Materials provided:
---+---

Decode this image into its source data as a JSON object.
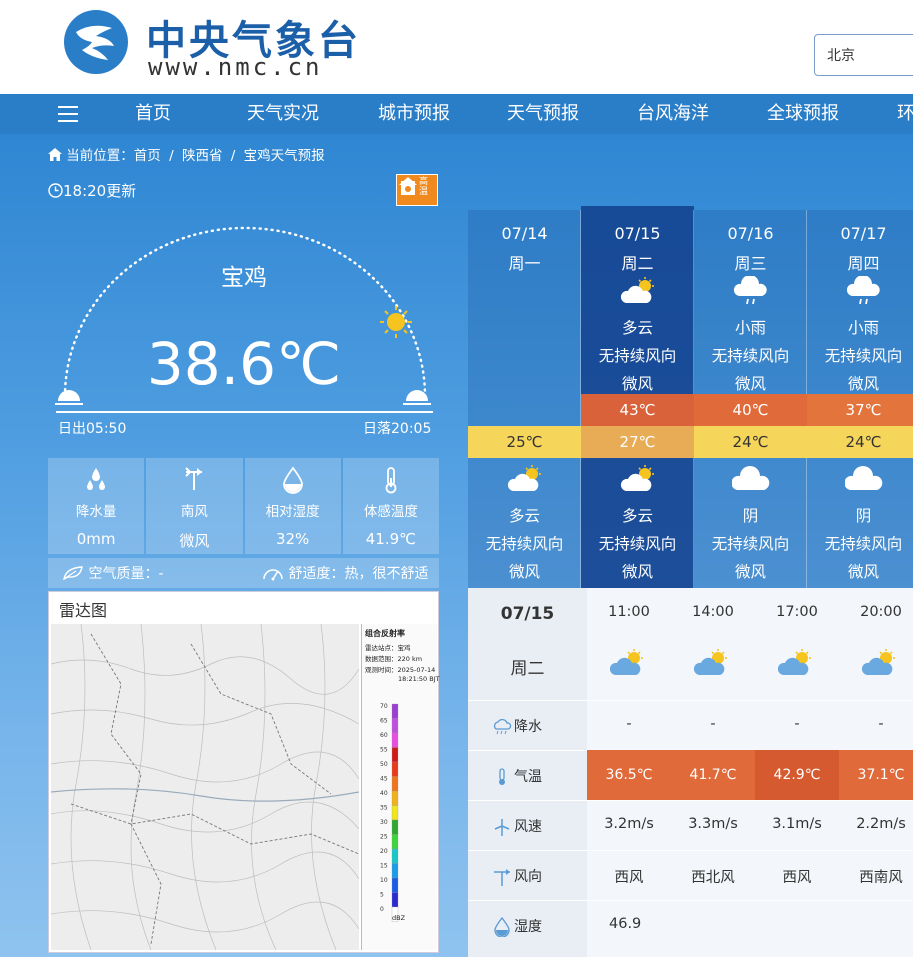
{
  "header": {
    "logo_cn": "中央气象台",
    "logo_en": "www.nmc.cn",
    "search_value": "北京"
  },
  "nav": {
    "items": [
      "首页",
      "天气实况",
      "城市预报",
      "天气预报",
      "台风海洋",
      "全球预报",
      "环"
    ]
  },
  "breadcrumb": {
    "prefix": "当前位置：",
    "items": [
      "首页",
      "陕西省",
      "宝鸡天气预报"
    ],
    "sep": "/"
  },
  "current": {
    "updated": "18:20更新",
    "city": "宝鸡",
    "temperature": "38.6℃",
    "sunrise": "日出05:50",
    "sunset": "日落20:05",
    "warning_text": "高温"
  },
  "stats": [
    {
      "icon": "raindrops-icon",
      "label": "降水量",
      "value": "0mm"
    },
    {
      "icon": "wind-vane-icon",
      "label": "南风",
      "value": "微风"
    },
    {
      "icon": "humidity-drop-icon",
      "label": "相对湿度",
      "value": "32%"
    },
    {
      "icon": "thermometer-icon",
      "label": "体感温度",
      "value": "41.9℃"
    }
  ],
  "air": {
    "quality": "空气质量：-",
    "comfort": "舒适度：热，很不舒适"
  },
  "radar": {
    "title": "雷达图",
    "legend_title": "组合反射率",
    "station": "雷达站点：宝鸡",
    "range": "数据范围：220 km",
    "time_label": "观测时间：2025-07-14",
    "time_value": "18:21:50 BJT",
    "unit": "dBZ",
    "scale": [
      "70",
      "65",
      "60",
      "55",
      "50",
      "45",
      "40",
      "35",
      "30",
      "25",
      "20",
      "15",
      "10",
      "5",
      "0"
    ],
    "colors": [
      "#9a3fd0",
      "#c04fe0",
      "#e84ce0",
      "#d01a1a",
      "#e83a1a",
      "#f0741a",
      "#f0b21a",
      "#f0e61a",
      "#2fa82f",
      "#3bd63b",
      "#18c8c8",
      "#1a9ce8",
      "#1a5ce8",
      "#2a2ad0",
      "#ffffff"
    ]
  },
  "daily": [
    {
      "date": "07/14",
      "week": "周一",
      "day_weather": "",
      "day_wind_dir": "",
      "day_wind_force": "",
      "high": "",
      "low": "25℃",
      "night_weather": "多云",
      "night_wind_dir": "无持续风向",
      "night_wind_force": "微风",
      "day_icon": "",
      "night_icon": "partly-cloudy-icon"
    },
    {
      "date": "07/15",
      "week": "周二",
      "day_weather": "多云",
      "day_wind_dir": "无持续风向",
      "day_wind_force": "微风",
      "high": "43℃",
      "low": "27℃",
      "night_weather": "多云",
      "night_wind_dir": "无持续风向",
      "night_wind_force": "微风",
      "day_icon": "partly-cloudy-icon",
      "night_icon": "partly-cloudy-icon"
    },
    {
      "date": "07/16",
      "week": "周三",
      "day_weather": "小雨",
      "day_wind_dir": "无持续风向",
      "day_wind_force": "微风",
      "high": "40℃",
      "low": "24℃",
      "night_weather": "阴",
      "night_wind_dir": "无持续风向",
      "night_wind_force": "微风",
      "day_icon": "light-rain-icon",
      "night_icon": "overcast-icon"
    },
    {
      "date": "07/17",
      "week": "周四",
      "day_weather": "小雨",
      "day_wind_dir": "无持续风向",
      "day_wind_force": "微风",
      "high": "37℃",
      "low": "24℃",
      "night_weather": "阴",
      "night_wind_dir": "无持续风向",
      "night_wind_force": "微风",
      "day_icon": "light-rain-icon",
      "night_icon": "overcast-icon"
    }
  ],
  "hourly": {
    "date": "07/15",
    "week": "周二",
    "row_labels": {
      "precip": "降水",
      "temp": "气温",
      "wind_speed": "风速",
      "wind_dir": "风向",
      "humidity": "湿度"
    },
    "hours": [
      {
        "time": "11:00",
        "precip": "-",
        "temp": "36.5℃",
        "wind_speed": "3.2m/s",
        "wind_dir": "西风",
        "humidity": "46.9"
      },
      {
        "time": "14:00",
        "precip": "-",
        "temp": "41.7℃",
        "wind_speed": "3.3m/s",
        "wind_dir": "西北风",
        "humidity": ""
      },
      {
        "time": "17:00",
        "precip": "-",
        "temp": "42.9℃",
        "wind_speed": "3.1m/s",
        "wind_dir": "西风",
        "humidity": ""
      },
      {
        "time": "20:00",
        "precip": "-",
        "temp": "37.1℃",
        "wind_speed": "2.2m/s",
        "wind_dir": "西南风",
        "humidity": ""
      }
    ]
  },
  "colors": {
    "brand_blue": "#1a5fa8",
    "nav_blue": "#2a7ec8",
    "high_temp": "#d9623a",
    "low_temp": "#f5d55a",
    "warning_orange": "#f08a1e"
  }
}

---+---

Set down every entry word for word, but omit the pictures.

The answer:
Decode this image into its source data as a JSON object.
{
  "header": {
    "logo_cn": "中央气象台",
    "logo_en": "www.nmc.cn",
    "search_value": "北京"
  },
  "nav": {
    "items": [
      "首页",
      "天气实况",
      "城市预报",
      "天气预报",
      "台风海洋",
      "全球预报",
      "环"
    ]
  },
  "breadcrumb": {
    "prefix": "当前位置：",
    "items": [
      "首页",
      "陕西省",
      "宝鸡天气预报"
    ],
    "sep": "/"
  },
  "current": {
    "updated": "18:20更新",
    "city": "宝鸡",
    "temperature": "38.6℃",
    "sunrise": "日出05:50",
    "sunset": "日落20:05",
    "warning_text": "高温"
  },
  "stats": [
    {
      "icon": "raindrops-icon",
      "label": "降水量",
      "value": "0mm"
    },
    {
      "icon": "wind-vane-icon",
      "label": "南风",
      "value": "微风"
    },
    {
      "icon": "humidity-drop-icon",
      "label": "相对湿度",
      "value": "32%"
    },
    {
      "icon": "thermometer-icon",
      "label": "体感温度",
      "value": "41.9℃"
    }
  ],
  "air": {
    "quality": "空气质量：-",
    "comfort": "舒适度：热，很不舒适"
  },
  "radar": {
    "title": "雷达图",
    "legend_title": "组合反射率",
    "station": "雷达站点：宝鸡",
    "range": "数据范围：220 km",
    "time_label": "观测时间：2025-07-14",
    "time_value": "18:21:50 BJT",
    "unit": "dBZ",
    "scale": [
      "70",
      "65",
      "60",
      "55",
      "50",
      "45",
      "40",
      "35",
      "30",
      "25",
      "20",
      "15",
      "10",
      "5",
      "0"
    ],
    "colors": [
      "#9a3fd0",
      "#c04fe0",
      "#e84ce0",
      "#d01a1a",
      "#e83a1a",
      "#f0741a",
      "#f0b21a",
      "#f0e61a",
      "#2fa82f",
      "#3bd63b",
      "#18c8c8",
      "#1a9ce8",
      "#1a5ce8",
      "#2a2ad0",
      "#ffffff"
    ]
  },
  "daily": [
    {
      "date": "07/14",
      "week": "周一",
      "day_weather": "",
      "day_wind_dir": "",
      "day_wind_force": "",
      "high": "",
      "low": "25℃",
      "night_weather": "多云",
      "night_wind_dir": "无持续风向",
      "night_wind_force": "微风",
      "day_icon": "",
      "night_icon": "partly-cloudy-icon"
    },
    {
      "date": "07/15",
      "week": "周二",
      "day_weather": "多云",
      "day_wind_dir": "无持续风向",
      "day_wind_force": "微风",
      "high": "43℃",
      "low": "27℃",
      "night_weather": "多云",
      "night_wind_dir": "无持续风向",
      "night_wind_force": "微风",
      "day_icon": "partly-cloudy-icon",
      "night_icon": "partly-cloudy-icon"
    },
    {
      "date": "07/16",
      "week": "周三",
      "day_weather": "小雨",
      "day_wind_dir": "无持续风向",
      "day_wind_force": "微风",
      "high": "40℃",
      "low": "24℃",
      "night_weather": "阴",
      "night_wind_dir": "无持续风向",
      "night_wind_force": "微风",
      "day_icon": "light-rain-icon",
      "night_icon": "overcast-icon"
    },
    {
      "date": "07/17",
      "week": "周四",
      "day_weather": "小雨",
      "day_wind_dir": "无持续风向",
      "day_wind_force": "微风",
      "high": "37℃",
      "low": "24℃",
      "night_weather": "阴",
      "night_wind_dir": "无持续风向",
      "night_wind_force": "微风",
      "day_icon": "light-rain-icon",
      "night_icon": "overcast-icon"
    }
  ],
  "hourly": {
    "date": "07/15",
    "week": "周二",
    "row_labels": {
      "precip": "降水",
      "temp": "气温",
      "wind_speed": "风速",
      "wind_dir": "风向",
      "humidity": "湿度"
    },
    "hours": [
      {
        "time": "11:00",
        "precip": "-",
        "temp": "36.5℃",
        "wind_speed": "3.2m/s",
        "wind_dir": "西风",
        "humidity": "46.9"
      },
      {
        "time": "14:00",
        "precip": "-",
        "temp": "41.7℃",
        "wind_speed": "3.3m/s",
        "wind_dir": "西北风",
        "humidity": ""
      },
      {
        "time": "17:00",
        "precip": "-",
        "temp": "42.9℃",
        "wind_speed": "3.1m/s",
        "wind_dir": "西风",
        "humidity": ""
      },
      {
        "time": "20:00",
        "precip": "-",
        "temp": "37.1℃",
        "wind_speed": "2.2m/s",
        "wind_dir": "西南风",
        "humidity": ""
      }
    ]
  },
  "colors": {
    "brand_blue": "#1a5fa8",
    "nav_blue": "#2a7ec8",
    "high_temp": "#d9623a",
    "low_temp": "#f5d55a",
    "warning_orange": "#f08a1e"
  }
}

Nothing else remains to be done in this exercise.